Aim of the exercise – Below are some records. Count the lines with "方案范文" in them and give nothing but the total.
=====
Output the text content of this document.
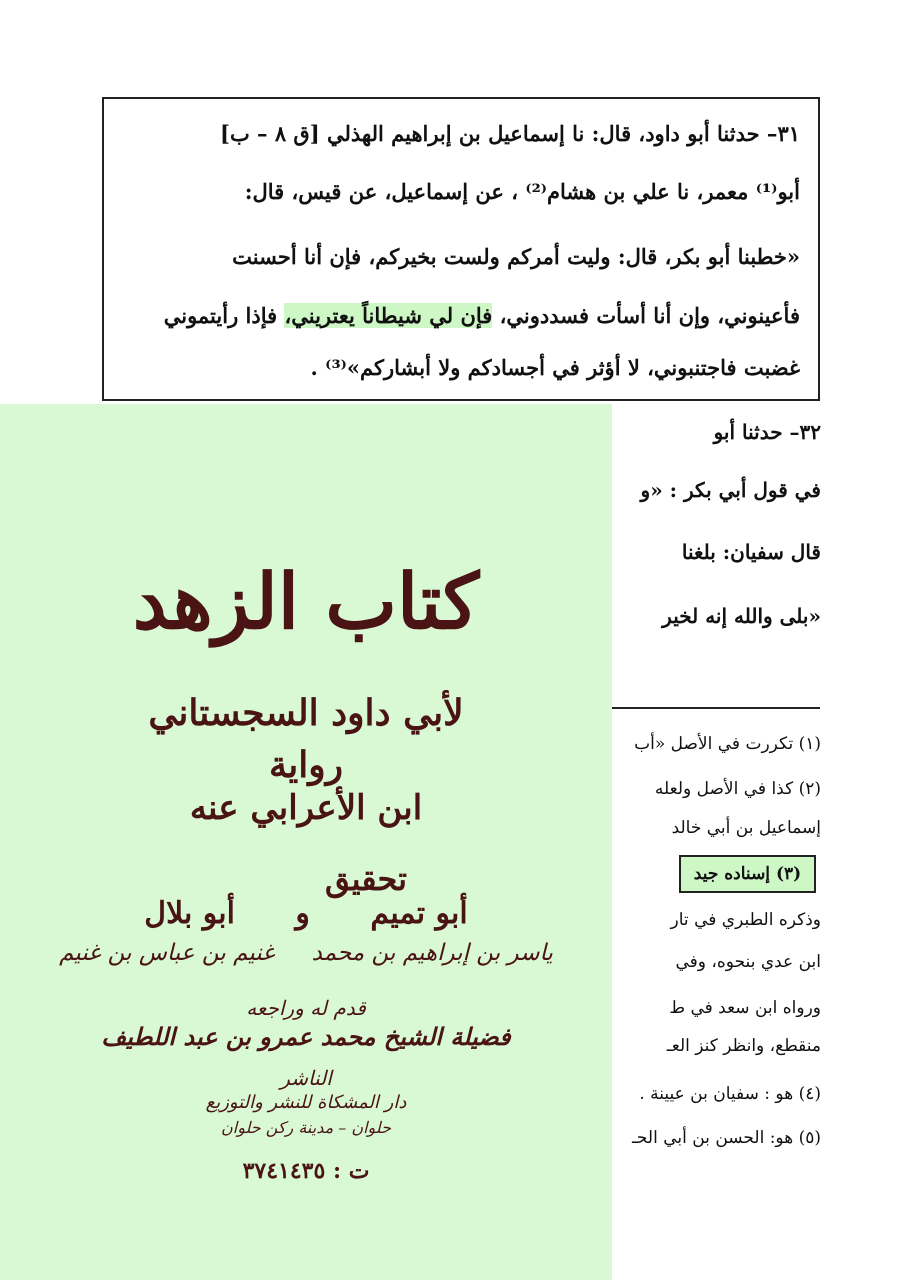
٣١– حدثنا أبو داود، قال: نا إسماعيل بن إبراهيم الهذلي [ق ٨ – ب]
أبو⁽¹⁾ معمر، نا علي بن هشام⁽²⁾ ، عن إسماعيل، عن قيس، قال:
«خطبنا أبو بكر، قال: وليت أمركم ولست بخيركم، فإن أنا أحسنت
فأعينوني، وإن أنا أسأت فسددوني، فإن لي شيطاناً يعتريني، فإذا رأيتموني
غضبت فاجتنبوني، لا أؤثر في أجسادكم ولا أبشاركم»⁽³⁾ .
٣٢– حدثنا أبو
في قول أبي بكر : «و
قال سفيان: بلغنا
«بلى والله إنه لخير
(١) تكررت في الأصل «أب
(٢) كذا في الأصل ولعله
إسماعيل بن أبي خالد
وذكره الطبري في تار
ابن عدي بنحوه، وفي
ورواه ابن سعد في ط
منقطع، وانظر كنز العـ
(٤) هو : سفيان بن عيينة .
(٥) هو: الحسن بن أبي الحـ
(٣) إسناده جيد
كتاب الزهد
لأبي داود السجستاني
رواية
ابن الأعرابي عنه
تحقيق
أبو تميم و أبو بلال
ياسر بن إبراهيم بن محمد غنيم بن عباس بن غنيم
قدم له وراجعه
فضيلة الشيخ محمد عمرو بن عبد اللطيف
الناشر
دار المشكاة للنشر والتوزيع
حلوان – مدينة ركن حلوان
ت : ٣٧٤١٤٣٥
=====
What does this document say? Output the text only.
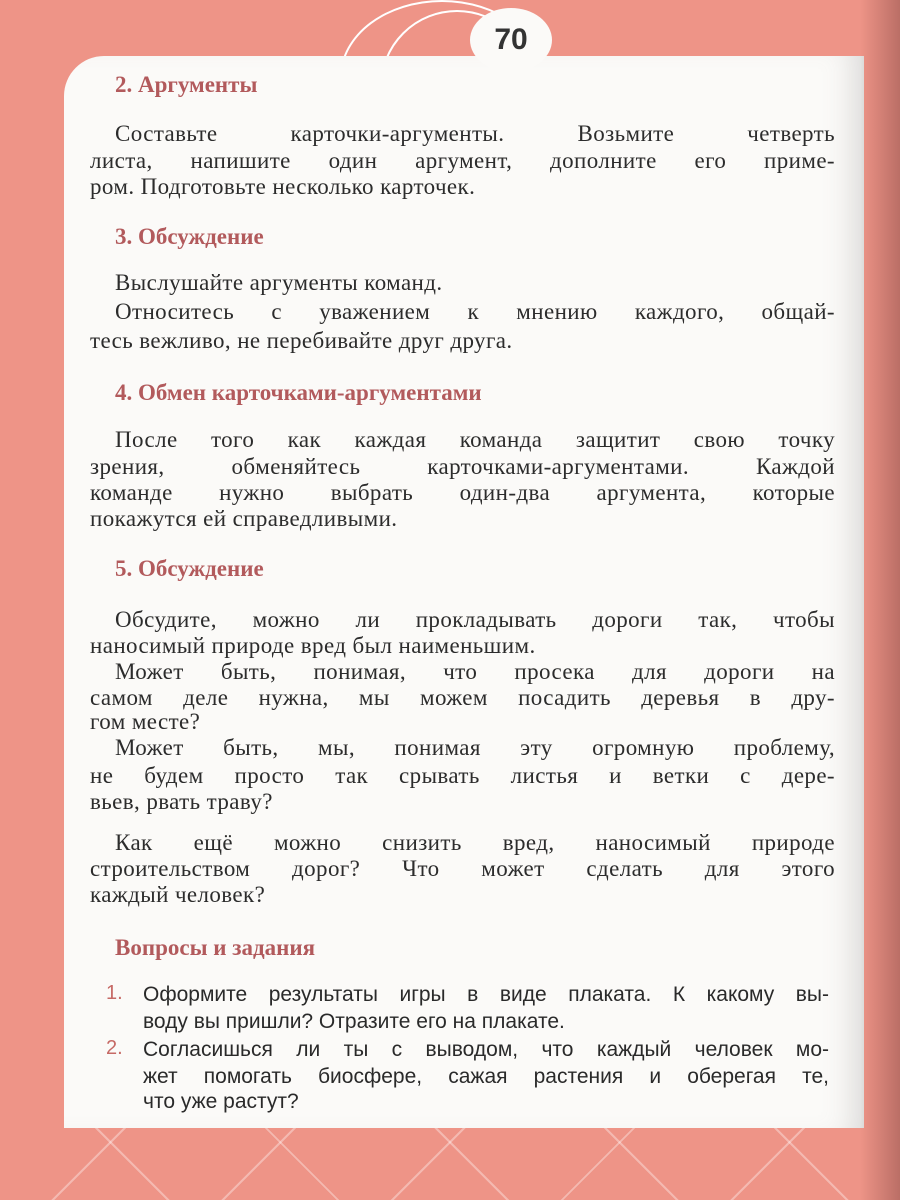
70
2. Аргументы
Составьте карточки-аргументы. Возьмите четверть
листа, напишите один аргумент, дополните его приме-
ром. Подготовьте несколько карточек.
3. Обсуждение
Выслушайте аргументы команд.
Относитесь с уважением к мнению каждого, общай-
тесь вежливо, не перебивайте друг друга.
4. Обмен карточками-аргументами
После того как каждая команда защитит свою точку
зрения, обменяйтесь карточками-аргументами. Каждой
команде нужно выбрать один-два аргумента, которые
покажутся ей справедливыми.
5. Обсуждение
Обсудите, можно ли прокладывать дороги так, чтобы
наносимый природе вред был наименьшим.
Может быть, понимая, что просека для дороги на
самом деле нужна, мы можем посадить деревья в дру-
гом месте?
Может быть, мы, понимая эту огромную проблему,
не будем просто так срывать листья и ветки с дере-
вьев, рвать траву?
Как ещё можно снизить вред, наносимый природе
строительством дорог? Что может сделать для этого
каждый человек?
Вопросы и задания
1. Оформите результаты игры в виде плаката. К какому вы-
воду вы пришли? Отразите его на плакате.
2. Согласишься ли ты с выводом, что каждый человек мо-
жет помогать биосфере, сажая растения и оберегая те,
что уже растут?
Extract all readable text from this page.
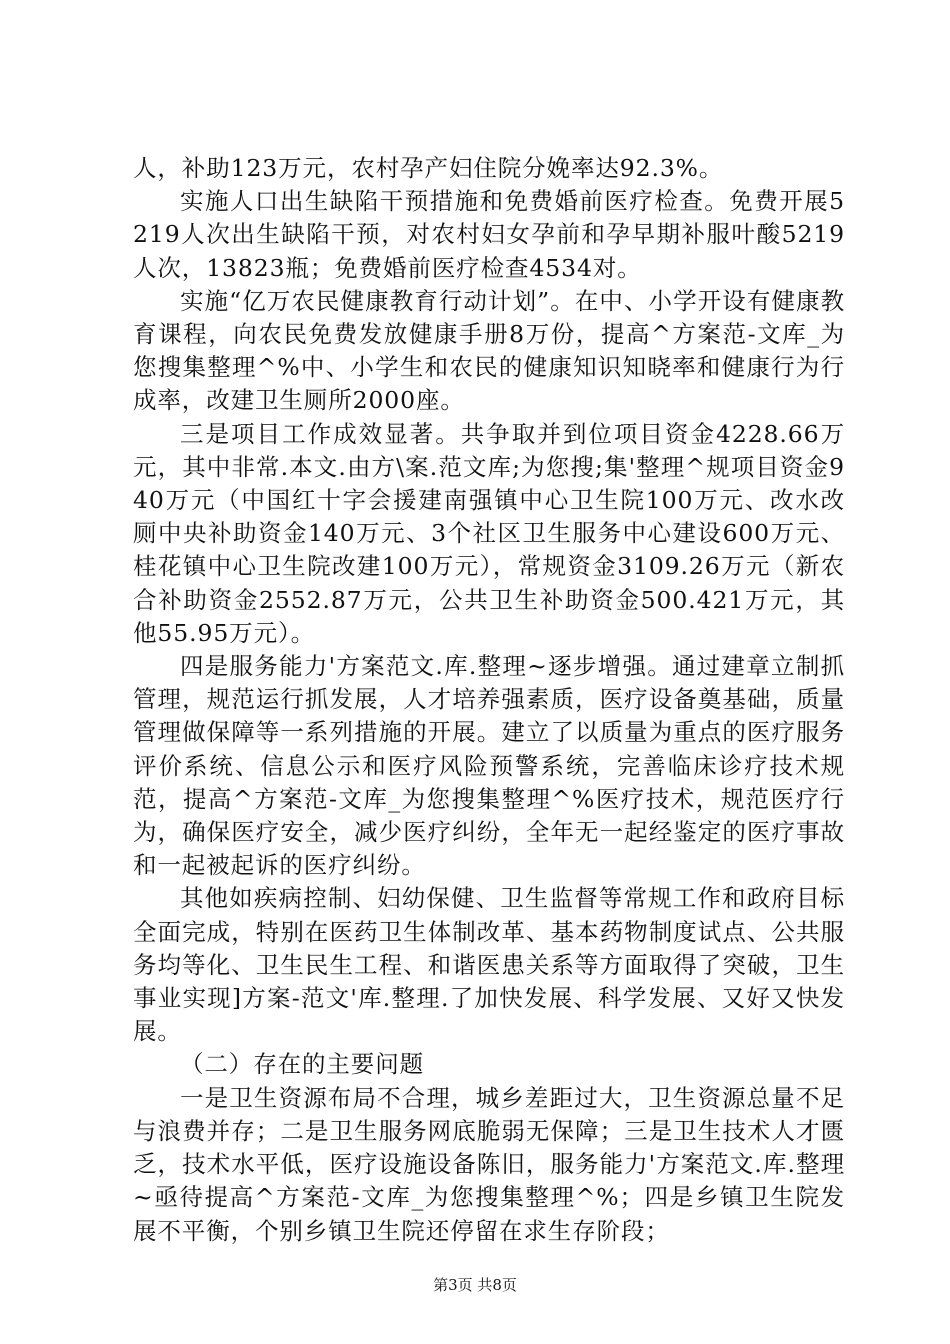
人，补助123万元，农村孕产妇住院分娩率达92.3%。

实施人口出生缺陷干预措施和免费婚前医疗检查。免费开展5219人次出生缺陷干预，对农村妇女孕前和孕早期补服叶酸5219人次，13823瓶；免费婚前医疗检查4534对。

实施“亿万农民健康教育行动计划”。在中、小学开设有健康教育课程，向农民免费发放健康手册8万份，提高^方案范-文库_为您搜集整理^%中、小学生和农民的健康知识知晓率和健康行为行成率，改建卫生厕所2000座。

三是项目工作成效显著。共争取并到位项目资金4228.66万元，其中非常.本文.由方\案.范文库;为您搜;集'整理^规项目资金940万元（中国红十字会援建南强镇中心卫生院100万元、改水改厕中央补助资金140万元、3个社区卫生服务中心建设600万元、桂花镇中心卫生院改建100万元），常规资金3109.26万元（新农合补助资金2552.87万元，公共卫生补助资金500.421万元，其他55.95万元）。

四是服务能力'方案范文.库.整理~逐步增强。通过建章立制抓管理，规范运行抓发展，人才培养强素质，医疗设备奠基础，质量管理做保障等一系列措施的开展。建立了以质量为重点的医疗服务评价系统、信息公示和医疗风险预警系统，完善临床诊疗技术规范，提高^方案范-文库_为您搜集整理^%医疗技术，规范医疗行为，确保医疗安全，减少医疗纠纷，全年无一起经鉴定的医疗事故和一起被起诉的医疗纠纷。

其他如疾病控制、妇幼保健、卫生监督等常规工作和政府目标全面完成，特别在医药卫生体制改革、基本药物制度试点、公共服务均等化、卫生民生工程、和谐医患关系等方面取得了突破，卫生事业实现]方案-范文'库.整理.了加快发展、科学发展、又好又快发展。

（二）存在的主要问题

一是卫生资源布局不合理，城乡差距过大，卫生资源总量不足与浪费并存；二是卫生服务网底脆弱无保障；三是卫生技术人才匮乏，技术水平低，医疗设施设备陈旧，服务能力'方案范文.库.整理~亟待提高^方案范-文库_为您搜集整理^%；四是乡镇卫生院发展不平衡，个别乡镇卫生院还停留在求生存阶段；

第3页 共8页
=====
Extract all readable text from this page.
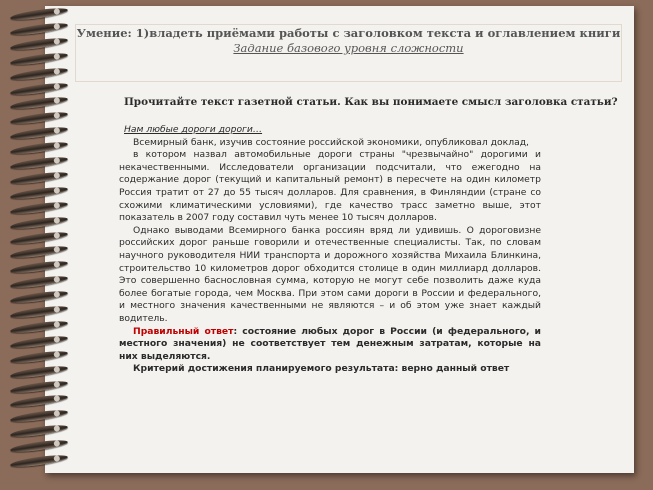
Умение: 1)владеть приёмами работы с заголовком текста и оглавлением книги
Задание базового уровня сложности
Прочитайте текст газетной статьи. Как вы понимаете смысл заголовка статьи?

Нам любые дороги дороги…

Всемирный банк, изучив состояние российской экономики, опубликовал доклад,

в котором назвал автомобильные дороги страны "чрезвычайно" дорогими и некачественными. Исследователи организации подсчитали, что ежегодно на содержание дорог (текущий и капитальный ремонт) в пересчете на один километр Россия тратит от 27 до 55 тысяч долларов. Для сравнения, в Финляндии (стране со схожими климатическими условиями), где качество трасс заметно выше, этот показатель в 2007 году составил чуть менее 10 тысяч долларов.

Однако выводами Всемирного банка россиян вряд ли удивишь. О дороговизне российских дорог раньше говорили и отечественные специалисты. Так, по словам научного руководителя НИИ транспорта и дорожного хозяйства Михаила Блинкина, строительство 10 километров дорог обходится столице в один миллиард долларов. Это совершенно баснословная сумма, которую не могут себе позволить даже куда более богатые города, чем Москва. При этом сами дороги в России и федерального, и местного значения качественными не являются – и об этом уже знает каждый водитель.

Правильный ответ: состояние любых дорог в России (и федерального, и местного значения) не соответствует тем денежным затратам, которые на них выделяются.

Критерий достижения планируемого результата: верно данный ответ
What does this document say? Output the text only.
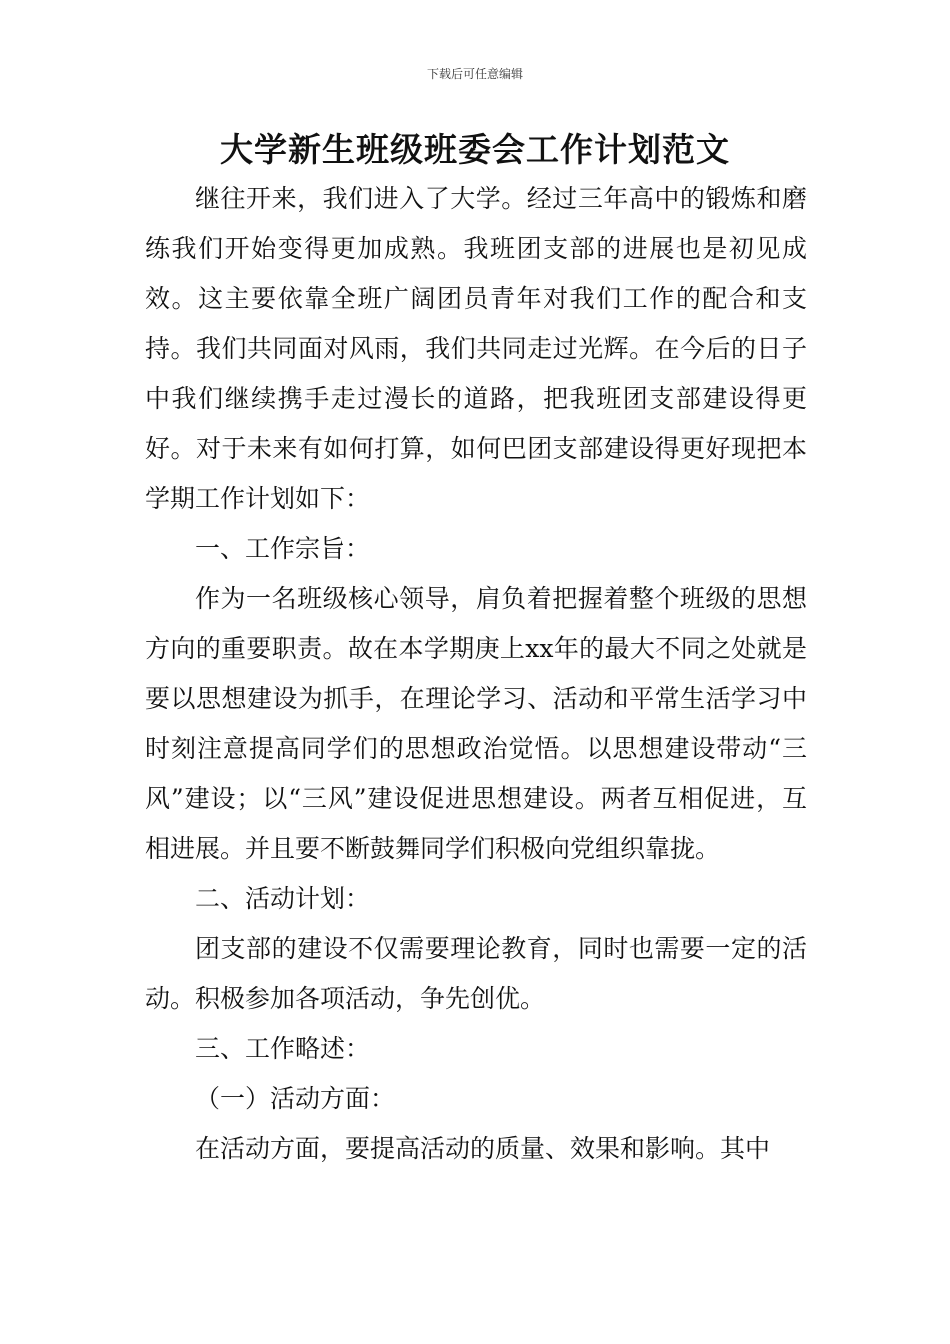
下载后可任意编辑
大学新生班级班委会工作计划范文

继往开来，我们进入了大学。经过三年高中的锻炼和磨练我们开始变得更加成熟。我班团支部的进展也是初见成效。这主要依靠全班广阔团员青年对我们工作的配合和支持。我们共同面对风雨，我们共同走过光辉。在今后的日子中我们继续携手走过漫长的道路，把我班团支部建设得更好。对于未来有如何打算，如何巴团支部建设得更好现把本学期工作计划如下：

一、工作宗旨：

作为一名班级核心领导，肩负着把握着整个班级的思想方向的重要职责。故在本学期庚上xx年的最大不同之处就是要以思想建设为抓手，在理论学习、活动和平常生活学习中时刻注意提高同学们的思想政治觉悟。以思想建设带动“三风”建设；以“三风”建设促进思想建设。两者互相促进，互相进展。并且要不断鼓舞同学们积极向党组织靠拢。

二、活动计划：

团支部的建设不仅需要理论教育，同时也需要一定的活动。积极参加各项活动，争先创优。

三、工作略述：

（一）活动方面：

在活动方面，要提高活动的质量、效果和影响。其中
=====
Full answer – 2